Entries taken from a collection:
******

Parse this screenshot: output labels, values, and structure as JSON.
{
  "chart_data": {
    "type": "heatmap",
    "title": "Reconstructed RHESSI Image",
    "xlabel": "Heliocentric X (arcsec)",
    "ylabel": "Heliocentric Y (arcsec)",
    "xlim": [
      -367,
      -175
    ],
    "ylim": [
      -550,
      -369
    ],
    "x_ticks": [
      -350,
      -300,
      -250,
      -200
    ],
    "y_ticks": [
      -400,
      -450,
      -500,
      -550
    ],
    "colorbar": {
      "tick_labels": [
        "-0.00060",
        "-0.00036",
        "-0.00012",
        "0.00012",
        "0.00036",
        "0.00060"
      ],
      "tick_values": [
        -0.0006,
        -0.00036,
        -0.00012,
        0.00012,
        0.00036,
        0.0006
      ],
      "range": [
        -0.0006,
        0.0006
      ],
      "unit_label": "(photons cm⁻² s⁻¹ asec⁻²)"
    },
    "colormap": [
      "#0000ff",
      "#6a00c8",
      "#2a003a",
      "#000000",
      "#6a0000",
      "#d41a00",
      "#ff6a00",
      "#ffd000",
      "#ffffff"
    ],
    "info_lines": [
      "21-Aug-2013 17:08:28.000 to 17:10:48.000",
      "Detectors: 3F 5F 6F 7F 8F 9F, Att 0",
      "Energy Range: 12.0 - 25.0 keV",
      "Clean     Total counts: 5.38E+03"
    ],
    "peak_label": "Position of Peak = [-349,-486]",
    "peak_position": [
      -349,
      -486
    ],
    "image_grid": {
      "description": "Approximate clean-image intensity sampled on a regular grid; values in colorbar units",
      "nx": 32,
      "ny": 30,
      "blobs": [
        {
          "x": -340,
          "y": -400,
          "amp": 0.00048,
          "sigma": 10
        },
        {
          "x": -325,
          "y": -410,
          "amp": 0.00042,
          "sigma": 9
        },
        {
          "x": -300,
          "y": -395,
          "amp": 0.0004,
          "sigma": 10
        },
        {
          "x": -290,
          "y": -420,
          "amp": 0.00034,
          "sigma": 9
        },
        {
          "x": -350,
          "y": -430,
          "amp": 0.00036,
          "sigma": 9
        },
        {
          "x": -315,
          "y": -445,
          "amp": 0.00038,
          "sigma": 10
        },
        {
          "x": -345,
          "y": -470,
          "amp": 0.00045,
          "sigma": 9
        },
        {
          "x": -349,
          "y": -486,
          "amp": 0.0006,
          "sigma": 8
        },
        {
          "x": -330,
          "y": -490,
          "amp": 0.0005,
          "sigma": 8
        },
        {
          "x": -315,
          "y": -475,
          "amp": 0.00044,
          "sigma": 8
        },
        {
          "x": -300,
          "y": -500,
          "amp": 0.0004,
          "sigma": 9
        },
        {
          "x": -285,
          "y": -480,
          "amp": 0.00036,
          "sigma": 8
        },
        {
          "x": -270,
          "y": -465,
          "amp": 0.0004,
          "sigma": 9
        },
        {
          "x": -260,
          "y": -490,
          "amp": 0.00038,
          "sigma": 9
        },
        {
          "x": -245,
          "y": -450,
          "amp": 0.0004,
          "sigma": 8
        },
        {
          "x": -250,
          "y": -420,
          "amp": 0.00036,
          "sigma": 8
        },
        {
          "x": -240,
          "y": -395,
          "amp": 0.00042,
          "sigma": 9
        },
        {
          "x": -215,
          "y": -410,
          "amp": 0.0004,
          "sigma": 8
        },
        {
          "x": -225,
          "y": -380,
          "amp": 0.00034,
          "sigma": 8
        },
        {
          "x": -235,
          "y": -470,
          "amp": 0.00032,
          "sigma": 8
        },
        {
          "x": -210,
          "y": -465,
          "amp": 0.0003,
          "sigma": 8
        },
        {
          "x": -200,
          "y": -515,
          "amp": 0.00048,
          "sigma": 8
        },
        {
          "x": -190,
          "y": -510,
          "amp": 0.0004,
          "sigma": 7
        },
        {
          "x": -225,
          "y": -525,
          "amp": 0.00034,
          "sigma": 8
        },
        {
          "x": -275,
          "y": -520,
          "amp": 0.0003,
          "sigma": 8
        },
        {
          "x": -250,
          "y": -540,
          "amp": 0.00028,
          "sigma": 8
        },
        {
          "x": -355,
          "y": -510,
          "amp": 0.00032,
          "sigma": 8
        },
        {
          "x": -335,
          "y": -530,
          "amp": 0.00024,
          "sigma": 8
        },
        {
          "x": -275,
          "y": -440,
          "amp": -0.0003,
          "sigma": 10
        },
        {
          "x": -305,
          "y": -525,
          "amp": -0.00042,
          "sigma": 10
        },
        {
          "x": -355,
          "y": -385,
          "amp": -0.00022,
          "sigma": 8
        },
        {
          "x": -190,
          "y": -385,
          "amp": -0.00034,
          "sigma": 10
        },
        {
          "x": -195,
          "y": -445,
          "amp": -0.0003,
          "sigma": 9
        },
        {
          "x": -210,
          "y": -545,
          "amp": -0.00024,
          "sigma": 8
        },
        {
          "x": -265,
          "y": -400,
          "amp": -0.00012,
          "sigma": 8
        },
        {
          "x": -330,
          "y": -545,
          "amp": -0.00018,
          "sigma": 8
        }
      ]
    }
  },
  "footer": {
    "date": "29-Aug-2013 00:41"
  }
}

******

Tell how many lines above contain the word "Heliocentric". Give the number alone.

▸ **In response**: 2